_TASK PROMPT_:
Assemble all lines in which the string "PATERNO" appears.

Extracted data entries

##########

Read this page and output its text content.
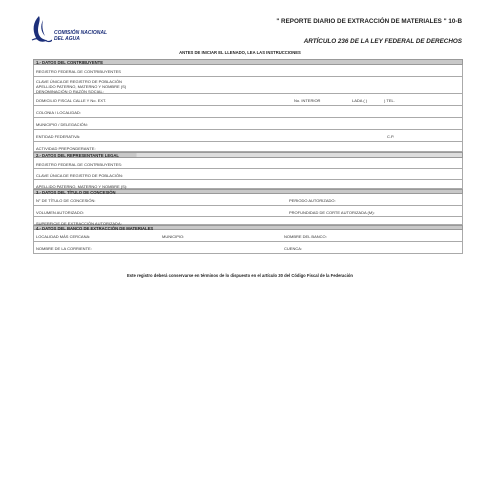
COMISIÓN NACIONAL
DEL AGUA
" REPORTE DIARIO DE EXTRACCIÓN DE MATERIALES " 10-B
ARTÍCULO 236 DE LA LEY FEDERAL DE DERECHOS
ANTES DE INICIAR EL LLENADO, LEA LAS INSTRUCCIONES
1.- DATOS DEL CONTRIBUYENTE
REGISTRO FEDERAL DE CONTRIBUYENTES
CLAVE ÚNICA DE REGISTRO DE POBLACIÓN
APELLIDO PATERNO, MATERNO Y NOMBRE (S)
DENOMINACIÓN O RAZÓN SOCIAL:
DOMICILIO FISCAL CALLE Y No. EXT.	No. INTERIOR	LADA ( )	) TEL.
COLONIA / LOCALIDAD:
MUNICIPIO / DELEGACIÓN:
ENTIDAD FEDERATIVA:	C.P.
ACTIVIDAD PREPONDERANTE:
2.- DATOS DEL REPRESENTANTE LEGAL
REGISTRO FEDERAL DE CONTRIBUYENTES:
CLAVE ÚNICA DE REGISTRO DE POBLACIÓN:
APELLIDO PATERNO, MATERNO Y NOMBRE (S):
3.- DATOS DEL TÍTULO DE CONCESIÓN
N° DE TÍTULO DE CONCESIÓN:	PERIODO AUTORIZADO:
VOLUMEN AUTORIZADO:	PROFUNDIDAD DE CORTE AUTORIZADA (M):
SUPERFICIE DE EXTRACCIÓN AUTORIZADA:
4.- DATOS DEL BANCO DE EXTRACCIÓN DE MATERIALES
LOCALIDAD MÁS CERCANA:	MUNICIPIO:	NOMBRE DEL BANCO:
NOMBRE DE LA CORRIENTE:	CUENCA:
Este registro deberá conservarse en términos de lo dispuesto en el artículo 30 del Código Fiscal de la Federación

##########

_EXERCISE RESPONSE_:
APELLIDO PATERNO, MATERNO Y NOMBRE (S)
APELLIDO PATERNO, MATERNO Y NOMBRE (S):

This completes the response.